▶ _Dataset records_
━━━━━━

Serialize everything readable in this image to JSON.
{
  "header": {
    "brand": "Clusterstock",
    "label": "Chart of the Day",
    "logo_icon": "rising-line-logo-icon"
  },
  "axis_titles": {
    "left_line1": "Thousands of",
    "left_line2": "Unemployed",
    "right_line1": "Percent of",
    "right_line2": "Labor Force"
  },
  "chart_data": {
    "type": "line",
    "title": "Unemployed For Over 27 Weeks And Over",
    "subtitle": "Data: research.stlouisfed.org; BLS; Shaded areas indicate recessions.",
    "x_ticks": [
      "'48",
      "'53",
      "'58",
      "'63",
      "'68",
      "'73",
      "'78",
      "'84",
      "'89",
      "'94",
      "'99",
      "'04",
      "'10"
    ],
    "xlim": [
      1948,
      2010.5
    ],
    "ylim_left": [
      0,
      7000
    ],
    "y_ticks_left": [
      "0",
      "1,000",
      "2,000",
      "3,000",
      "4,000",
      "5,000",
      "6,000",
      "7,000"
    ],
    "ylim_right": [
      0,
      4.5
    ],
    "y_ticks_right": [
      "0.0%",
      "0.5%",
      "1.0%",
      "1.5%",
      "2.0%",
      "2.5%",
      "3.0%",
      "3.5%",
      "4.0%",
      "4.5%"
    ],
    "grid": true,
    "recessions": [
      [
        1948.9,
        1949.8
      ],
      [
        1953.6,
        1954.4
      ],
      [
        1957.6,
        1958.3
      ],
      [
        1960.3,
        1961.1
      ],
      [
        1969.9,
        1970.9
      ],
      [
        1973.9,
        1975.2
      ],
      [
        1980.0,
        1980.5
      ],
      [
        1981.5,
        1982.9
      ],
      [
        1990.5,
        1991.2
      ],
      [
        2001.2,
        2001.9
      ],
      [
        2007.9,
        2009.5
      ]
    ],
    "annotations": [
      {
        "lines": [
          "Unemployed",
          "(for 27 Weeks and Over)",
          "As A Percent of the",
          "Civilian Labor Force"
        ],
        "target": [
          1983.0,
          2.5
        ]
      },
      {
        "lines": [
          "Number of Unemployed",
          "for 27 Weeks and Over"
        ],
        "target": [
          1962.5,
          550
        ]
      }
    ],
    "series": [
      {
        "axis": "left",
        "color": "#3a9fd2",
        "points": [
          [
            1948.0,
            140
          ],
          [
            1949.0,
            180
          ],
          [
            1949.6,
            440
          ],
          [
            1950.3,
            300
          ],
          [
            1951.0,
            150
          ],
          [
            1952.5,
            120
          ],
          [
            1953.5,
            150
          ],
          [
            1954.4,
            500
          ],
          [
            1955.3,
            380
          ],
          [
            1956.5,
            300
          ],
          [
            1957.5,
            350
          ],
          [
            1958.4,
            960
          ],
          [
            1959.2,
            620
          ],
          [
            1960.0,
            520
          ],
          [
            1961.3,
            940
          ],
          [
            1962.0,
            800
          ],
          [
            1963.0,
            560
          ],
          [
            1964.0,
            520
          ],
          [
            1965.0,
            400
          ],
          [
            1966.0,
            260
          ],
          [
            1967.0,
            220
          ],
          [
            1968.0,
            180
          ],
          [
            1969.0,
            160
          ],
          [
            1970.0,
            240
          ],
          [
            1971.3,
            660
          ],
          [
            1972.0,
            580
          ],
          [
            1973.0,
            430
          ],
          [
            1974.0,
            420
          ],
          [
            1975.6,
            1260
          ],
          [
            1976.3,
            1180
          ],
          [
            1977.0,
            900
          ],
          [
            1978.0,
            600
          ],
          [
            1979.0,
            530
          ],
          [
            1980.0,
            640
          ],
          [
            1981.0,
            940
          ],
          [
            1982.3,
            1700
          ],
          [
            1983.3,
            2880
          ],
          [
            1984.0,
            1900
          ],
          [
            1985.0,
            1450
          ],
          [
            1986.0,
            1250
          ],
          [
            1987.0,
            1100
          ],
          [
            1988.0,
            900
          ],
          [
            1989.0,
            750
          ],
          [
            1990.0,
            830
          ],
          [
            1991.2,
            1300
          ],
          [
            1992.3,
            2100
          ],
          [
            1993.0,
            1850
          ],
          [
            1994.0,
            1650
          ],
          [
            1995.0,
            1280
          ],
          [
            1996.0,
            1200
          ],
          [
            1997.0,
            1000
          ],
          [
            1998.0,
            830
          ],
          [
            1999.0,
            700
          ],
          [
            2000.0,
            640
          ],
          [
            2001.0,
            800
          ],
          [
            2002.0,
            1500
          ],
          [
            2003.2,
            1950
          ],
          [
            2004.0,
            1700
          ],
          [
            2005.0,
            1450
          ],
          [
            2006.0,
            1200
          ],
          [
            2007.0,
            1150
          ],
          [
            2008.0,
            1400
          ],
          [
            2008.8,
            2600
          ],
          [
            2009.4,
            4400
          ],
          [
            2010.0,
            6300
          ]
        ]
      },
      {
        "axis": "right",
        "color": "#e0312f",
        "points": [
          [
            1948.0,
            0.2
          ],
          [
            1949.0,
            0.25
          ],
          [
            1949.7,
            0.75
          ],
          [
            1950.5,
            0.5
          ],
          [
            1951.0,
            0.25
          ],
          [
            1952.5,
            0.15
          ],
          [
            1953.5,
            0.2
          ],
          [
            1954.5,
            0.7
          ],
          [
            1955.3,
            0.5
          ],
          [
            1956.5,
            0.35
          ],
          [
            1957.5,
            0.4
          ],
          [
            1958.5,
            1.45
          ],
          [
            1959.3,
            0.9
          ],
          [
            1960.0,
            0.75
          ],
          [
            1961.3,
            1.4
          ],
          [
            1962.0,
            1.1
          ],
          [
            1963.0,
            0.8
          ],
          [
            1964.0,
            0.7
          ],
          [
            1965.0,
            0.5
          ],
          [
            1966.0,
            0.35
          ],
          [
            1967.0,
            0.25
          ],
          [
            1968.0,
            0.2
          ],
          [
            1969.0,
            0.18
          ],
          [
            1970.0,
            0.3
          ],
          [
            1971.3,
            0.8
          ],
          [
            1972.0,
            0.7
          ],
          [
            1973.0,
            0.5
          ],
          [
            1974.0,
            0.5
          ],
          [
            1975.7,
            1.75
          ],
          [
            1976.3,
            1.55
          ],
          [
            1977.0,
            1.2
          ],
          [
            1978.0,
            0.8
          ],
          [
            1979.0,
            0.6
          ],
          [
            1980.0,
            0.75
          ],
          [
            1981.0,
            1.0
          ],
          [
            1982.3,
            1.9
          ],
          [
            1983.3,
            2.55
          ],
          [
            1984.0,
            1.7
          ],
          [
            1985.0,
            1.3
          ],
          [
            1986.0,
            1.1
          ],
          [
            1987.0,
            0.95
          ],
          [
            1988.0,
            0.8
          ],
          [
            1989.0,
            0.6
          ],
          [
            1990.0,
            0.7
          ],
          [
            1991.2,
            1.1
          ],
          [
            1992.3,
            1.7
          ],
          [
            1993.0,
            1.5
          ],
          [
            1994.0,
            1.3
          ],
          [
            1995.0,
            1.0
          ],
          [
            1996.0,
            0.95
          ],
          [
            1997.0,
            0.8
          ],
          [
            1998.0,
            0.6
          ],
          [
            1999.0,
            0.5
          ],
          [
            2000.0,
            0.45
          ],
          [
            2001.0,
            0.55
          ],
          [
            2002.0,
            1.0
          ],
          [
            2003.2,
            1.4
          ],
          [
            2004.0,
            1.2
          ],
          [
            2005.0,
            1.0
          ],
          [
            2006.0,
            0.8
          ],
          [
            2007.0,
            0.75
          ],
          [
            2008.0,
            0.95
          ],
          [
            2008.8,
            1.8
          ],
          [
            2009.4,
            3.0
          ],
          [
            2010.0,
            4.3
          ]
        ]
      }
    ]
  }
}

━━━━━━

▶ _INSTRUCTIONS TO FOLLOW_
Your task is to output the full set of records exactly as presented.

▶ _REPLY_
Serialize everything readable in this image to JSON.
{
  "header": {
    "brand": "Clusterstock",
    "label": "Chart of the Day",
    "logo_icon": "rising-line-logo-icon"
  },
  "axis_titles": {
    "left_line1": "Thousands of",
    "left_line2": "Unemployed",
    "right_line1": "Percent of",
    "right_line2": "Labor Force"
  },
  "chart_data": {
    "type": "line",
    "title": "Unemployed For Over 27 Weeks And Over",
    "subtitle": "Data: research.stlouisfed.org; BLS; Shaded areas indicate recessions.",
    "x_ticks": [
      "'48",
      "'53",
      "'58",
      "'63",
      "'68",
      "'73",
      "'78",
      "'84",
      "'89",
      "'94",
      "'99",
      "'04",
      "'10"
    ],
    "xlim": [
      1948,
      2010.5
    ],
    "ylim_left": [
      0,
      7000
    ],
    "y_ticks_left": [
      "0",
      "1,000",
      "2,000",
      "3,000",
      "4,000",
      "5,000",
      "6,000",
      "7,000"
    ],
    "ylim_right": [
      0,
      4.5
    ],
    "y_ticks_right": [
      "0.0%",
      "0.5%",
      "1.0%",
      "1.5%",
      "2.0%",
      "2.5%",
      "3.0%",
      "3.5%",
      "4.0%",
      "4.5%"
    ],
    "grid": true,
    "recessions": [
      [
        1948.9,
        1949.8
      ],
      [
        1953.6,
        1954.4
      ],
      [
        1957.6,
        1958.3
      ],
      [
        1960.3,
        1961.1
      ],
      [
        1969.9,
        1970.9
      ],
      [
        1973.9,
        1975.2
      ],
      [
        1980.0,
        1980.5
      ],
      [
        1981.5,
        1982.9
      ],
      [
        1990.5,
        1991.2
      ],
      [
        2001.2,
        2001.9
      ],
      [
        2007.9,
        2009.5
      ]
    ],
    "annotations": [
      {
        "lines": [
          "Unemployed",
          "(for 27 Weeks and Over)",
          "As A Percent of the",
          "Civilian Labor Force"
        ],
        "target": [
          1983.0,
          2.5
        ]
      },
      {
        "lines": [
          "Number of Unemployed",
          "for 27 Weeks and Over"
        ],
        "target": [
          1962.5,
          550
        ]
      }
    ],
    "series": [
      {
        "axis": "left",
        "color": "#3a9fd2",
        "points": [
          [
            1948.0,
            140
          ],
          [
            1949.0,
            180
          ],
          [
            1949.6,
            440
          ],
          [
            1950.3,
            300
          ],
          [
            1951.0,
            150
          ],
          [
            1952.5,
            120
          ],
          [
            1953.5,
            150
          ],
          [
            1954.4,
            500
          ],
          [
            1955.3,
            380
          ],
          [
            1956.5,
            300
          ],
          [
            1957.5,
            350
          ],
          [
            1958.4,
            960
          ],
          [
            1959.2,
            620
          ],
          [
            1960.0,
            520
          ],
          [
            1961.3,
            940
          ],
          [
            1962.0,
            800
          ],
          [
            1963.0,
            560
          ],
          [
            1964.0,
            520
          ],
          [
            1965.0,
            400
          ],
          [
            1966.0,
            260
          ],
          [
            1967.0,
            220
          ],
          [
            1968.0,
            180
          ],
          [
            1969.0,
            160
          ],
          [
            1970.0,
            240
          ],
          [
            1971.3,
            660
          ],
          [
            1972.0,
            580
          ],
          [
            1973.0,
            430
          ],
          [
            1974.0,
            420
          ],
          [
            1975.6,
            1260
          ],
          [
            1976.3,
            1180
          ],
          [
            1977.0,
            900
          ],
          [
            1978.0,
            600
          ],
          [
            1979.0,
            530
          ],
          [
            1980.0,
            640
          ],
          [
            1981.0,
            940
          ],
          [
            1982.3,
            1700
          ],
          [
            1983.3,
            2880
          ],
          [
            1984.0,
            1900
          ],
          [
            1985.0,
            1450
          ],
          [
            1986.0,
            1250
          ],
          [
            1987.0,
            1100
          ],
          [
            1988.0,
            900
          ],
          [
            1989.0,
            750
          ],
          [
            1990.0,
            830
          ],
          [
            1991.2,
            1300
          ],
          [
            1992.3,
            2100
          ],
          [
            1993.0,
            1850
          ],
          [
            1994.0,
            1650
          ],
          [
            1995.0,
            1280
          ],
          [
            1996.0,
            1200
          ],
          [
            1997.0,
            1000
          ],
          [
            1998.0,
            830
          ],
          [
            1999.0,
            700
          ],
          [
            2000.0,
            640
          ],
          [
            2001.0,
            800
          ],
          [
            2002.0,
            1500
          ],
          [
            2003.2,
            1950
          ],
          [
            2004.0,
            1700
          ],
          [
            2005.0,
            1450
          ],
          [
            2006.0,
            1200
          ],
          [
            2007.0,
            1150
          ],
          [
            2008.0,
            1400
          ],
          [
            2008.8,
            2600
          ],
          [
            2009.4,
            4400
          ],
          [
            2010.0,
            6300
          ]
        ]
      },
      {
        "axis": "right",
        "color": "#e0312f",
        "points": [
          [
            1948.0,
            0.2
          ],
          [
            1949.0,
            0.25
          ],
          [
            1949.7,
            0.75
          ],
          [
            1950.5,
            0.5
          ],
          [
            1951.0,
            0.25
          ],
          [
            1952.5,
            0.15
          ],
          [
            1953.5,
            0.2
          ],
          [
            1954.5,
            0.7
          ],
          [
            1955.3,
            0.5
          ],
          [
            1956.5,
            0.35
          ],
          [
            1957.5,
            0.4
          ],
          [
            1958.5,
            1.45
          ],
          [
            1959.3,
            0.9
          ],
          [
            1960.0,
            0.75
          ],
          [
            1961.3,
            1.4
          ],
          [
            1962.0,
            1.1
          ],
          [
            1963.0,
            0.8
          ],
          [
            1964.0,
            0.7
          ],
          [
            1965.0,
            0.5
          ],
          [
            1966.0,
            0.35
          ],
          [
            1967.0,
            0.25
          ],
          [
            1968.0,
            0.2
          ],
          [
            1969.0,
            0.18
          ],
          [
            1970.0,
            0.3
          ],
          [
            1971.3,
            0.8
          ],
          [
            1972.0,
            0.7
          ],
          [
            1973.0,
            0.5
          ],
          [
            1974.0,
            0.5
          ],
          [
            1975.7,
            1.75
          ],
          [
            1976.3,
            1.55
          ],
          [
            1977.0,
            1.2
          ],
          [
            1978.0,
            0.8
          ],
          [
            1979.0,
            0.6
          ],
          [
            1980.0,
            0.75
          ],
          [
            1981.0,
            1.0
          ],
          [
            1982.3,
            1.9
          ],
          [
            1983.3,
            2.55
          ],
          [
            1984.0,
            1.7
          ],
          [
            1985.0,
            1.3
          ],
          [
            1986.0,
            1.1
          ],
          [
            1987.0,
            0.95
          ],
          [
            1988.0,
            0.8
          ],
          [
            1989.0,
            0.6
          ],
          [
            1990.0,
            0.7
          ],
          [
            1991.2,
            1.1
          ],
          [
            1992.3,
            1.7
          ],
          [
            1993.0,
            1.5
          ],
          [
            1994.0,
            1.3
          ],
          [
            1995.0,
            1.0
          ],
          [
            1996.0,
            0.95
          ],
          [
            1997.0,
            0.8
          ],
          [
            1998.0,
            0.6
          ],
          [
            1999.0,
            0.5
          ],
          [
            2000.0,
            0.45
          ],
          [
            2001.0,
            0.55
          ],
          [
            2002.0,
            1.0
          ],
          [
            2003.2,
            1.4
          ],
          [
            2004.0,
            1.2
          ],
          [
            2005.0,
            1.0
          ],
          [
            2006.0,
            0.8
          ],
          [
            2007.0,
            0.75
          ],
          [
            2008.0,
            0.95
          ],
          [
            2008.8,
            1.8
          ],
          [
            2009.4,
            3.0
          ],
          [
            2010.0,
            4.3
          ]
        ]
      }
    ]
  }
}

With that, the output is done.